(GIVEN PROBLEM) Copy the object memory passage, starting at the words "Another important service" and ending after "words, or bytes.", and put "provided" in place of "supplied".

(GIVEN PASSAGE)
Another important service of the object memory is to create new objects. The object memory must be supplied with a class and a length and will respond with a new object pointer. Again, there are three versions for creating objects with pointers, words, or bytes.
object creation | |
instantiateClass: classPointer withPointers: instanceSize | Create a new instance of the class whose object pointer is classPointer with instanceSize fields that will contain pointers. Return the object pointer of the new object. |
instantiateClass: classPointer withWords: instanceSize | Create a new instance of the class whose object pointer is classPointer with instanceSize fields that will contain 16-bit numerical values. Return the object pointer of the new object. |
instantiateClass: classPointer withBytes: instanceByteSize | Create a new instance of the class whose object pointer is classPointer with room for instanceByteSize 8-bit numerical values. Return the object pointer of the new object. |
Two routines of the object memory allow the instances of a class to be enumerated. These follow an arbitrary ordering of object pointers. Using the numerical order of the pointers themselves is reasonable.
instance enumeration | |
initialInstanceOf: classPointer | Return the object pointer of the first instance of the class whose object pointer is classPointer in the defined ordering (e.g., the one with the smallest object pointer). |
instanceAfter: objectPointer | Return the object pointer of the next instance of the same class as the object whose object pointer is objectPointer in the defined ordering (e.g., the one with the next larger object pointer). |
Another routine of the object memory allows the object pointers of two objects to be interchanged.
pointer swapping | |
swapPointersOf: firstPointer and: secondPointer | Make firstPointer refer to the object whose object pointer was secondPointer and make secondPointer refer to the object whose object pointer was firstPointer. |
As described in Chapter 26, integers between -16384 and 16383 are encoded directly as object pointers with a 1 in the low-order bit position and the appropriate 2's complement value stored in the high-order 15 bits. These objects are instances of class SmallInteger. A SmallInteger's value, which would ordinarily be stored in a field, is actually determined from its object pointer. So instead of storing a value into a SmallInteger's field, the interpreter must request the object pointer of a SmallInteger with the desired value (using the integerObjectOf: routine). And instead of fetching the value from a field, it must request the value associated with the object pointer (using the integerValueOf: routine). There are also two routines that determine whether an object pointer refers to a SmallInteger (isIntegerObject:) and whether a value is in the right range to be represented as a SmallInteger (isIntegerValue:). The function of the isIntegerObject: routine can also be performed by requesting the class of the object and seeing if it is SmallInteger.

(ENTRIES PROVIDED)
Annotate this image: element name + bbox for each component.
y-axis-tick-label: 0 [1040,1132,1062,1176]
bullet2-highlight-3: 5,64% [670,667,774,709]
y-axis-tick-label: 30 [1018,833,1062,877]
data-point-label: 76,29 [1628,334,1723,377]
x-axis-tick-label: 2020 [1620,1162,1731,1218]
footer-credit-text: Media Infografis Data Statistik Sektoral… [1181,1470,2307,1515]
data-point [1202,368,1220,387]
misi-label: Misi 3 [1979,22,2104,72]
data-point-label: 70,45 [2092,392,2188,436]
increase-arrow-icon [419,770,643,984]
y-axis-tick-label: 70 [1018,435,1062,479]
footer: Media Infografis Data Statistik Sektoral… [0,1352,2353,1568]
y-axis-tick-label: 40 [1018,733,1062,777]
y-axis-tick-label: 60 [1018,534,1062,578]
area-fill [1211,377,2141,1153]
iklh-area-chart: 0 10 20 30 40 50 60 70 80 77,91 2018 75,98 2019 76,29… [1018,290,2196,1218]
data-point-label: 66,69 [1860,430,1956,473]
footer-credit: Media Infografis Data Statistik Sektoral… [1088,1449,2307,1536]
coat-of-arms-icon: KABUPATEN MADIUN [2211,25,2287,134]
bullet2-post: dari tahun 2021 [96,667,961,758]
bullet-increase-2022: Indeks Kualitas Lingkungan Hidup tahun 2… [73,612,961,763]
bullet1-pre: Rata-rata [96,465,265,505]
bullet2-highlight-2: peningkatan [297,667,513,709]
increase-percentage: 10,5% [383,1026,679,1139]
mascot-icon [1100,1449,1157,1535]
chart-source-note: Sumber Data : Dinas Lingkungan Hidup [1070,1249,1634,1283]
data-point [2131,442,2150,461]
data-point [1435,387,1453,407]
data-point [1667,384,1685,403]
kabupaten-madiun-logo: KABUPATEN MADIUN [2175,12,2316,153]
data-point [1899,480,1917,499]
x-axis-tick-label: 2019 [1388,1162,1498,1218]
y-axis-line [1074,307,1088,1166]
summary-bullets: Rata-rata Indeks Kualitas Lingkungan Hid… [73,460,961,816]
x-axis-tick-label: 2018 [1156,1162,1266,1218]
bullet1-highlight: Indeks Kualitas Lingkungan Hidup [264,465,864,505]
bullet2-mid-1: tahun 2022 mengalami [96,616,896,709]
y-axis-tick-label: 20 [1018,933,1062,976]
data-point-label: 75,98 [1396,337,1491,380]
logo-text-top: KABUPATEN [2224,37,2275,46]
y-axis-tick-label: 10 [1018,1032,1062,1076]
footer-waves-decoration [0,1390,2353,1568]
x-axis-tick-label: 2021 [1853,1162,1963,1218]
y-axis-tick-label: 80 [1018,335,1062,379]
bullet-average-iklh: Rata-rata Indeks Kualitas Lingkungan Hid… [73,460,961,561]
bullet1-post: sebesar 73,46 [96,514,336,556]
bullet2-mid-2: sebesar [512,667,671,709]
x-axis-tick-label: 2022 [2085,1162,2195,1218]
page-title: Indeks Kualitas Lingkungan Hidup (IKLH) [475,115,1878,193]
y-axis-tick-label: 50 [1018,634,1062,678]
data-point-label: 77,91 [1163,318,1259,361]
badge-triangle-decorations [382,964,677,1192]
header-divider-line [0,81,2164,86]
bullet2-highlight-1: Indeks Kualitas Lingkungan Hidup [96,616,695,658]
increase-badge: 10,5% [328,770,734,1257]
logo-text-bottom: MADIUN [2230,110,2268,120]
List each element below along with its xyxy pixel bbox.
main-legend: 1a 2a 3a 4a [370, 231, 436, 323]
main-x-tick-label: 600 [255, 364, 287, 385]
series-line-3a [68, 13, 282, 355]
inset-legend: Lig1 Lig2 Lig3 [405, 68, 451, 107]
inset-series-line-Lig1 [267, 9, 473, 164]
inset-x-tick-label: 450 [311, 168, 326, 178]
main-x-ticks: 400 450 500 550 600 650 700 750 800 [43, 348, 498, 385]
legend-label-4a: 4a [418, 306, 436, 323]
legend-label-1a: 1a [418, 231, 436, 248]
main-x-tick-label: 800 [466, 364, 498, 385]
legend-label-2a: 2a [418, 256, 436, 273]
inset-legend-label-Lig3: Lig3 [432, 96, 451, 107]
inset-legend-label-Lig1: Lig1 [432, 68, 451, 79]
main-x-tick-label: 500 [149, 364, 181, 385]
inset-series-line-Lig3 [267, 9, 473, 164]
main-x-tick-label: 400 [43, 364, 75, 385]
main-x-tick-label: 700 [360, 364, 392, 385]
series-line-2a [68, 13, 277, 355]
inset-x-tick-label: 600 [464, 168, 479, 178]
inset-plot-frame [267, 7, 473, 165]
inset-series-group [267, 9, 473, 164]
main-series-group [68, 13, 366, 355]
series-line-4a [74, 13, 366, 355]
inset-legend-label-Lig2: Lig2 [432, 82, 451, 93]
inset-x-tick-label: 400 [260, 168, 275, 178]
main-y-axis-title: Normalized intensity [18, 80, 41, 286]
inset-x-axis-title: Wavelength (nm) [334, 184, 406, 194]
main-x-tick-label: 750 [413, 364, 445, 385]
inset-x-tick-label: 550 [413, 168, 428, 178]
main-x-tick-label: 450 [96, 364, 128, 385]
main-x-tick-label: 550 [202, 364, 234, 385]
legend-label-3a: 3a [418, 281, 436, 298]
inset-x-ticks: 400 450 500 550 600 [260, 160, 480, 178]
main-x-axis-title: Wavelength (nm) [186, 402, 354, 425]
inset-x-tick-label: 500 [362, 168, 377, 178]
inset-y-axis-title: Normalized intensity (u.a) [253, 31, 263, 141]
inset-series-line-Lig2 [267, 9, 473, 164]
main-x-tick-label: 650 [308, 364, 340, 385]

(FULL SOLUTION)
Another important service of the object memory is to create new objects. The object memory must be provided with a class and a length and will respond with a new object pointer. Again, there are three versions for creating objects with pointers, words, or bytes.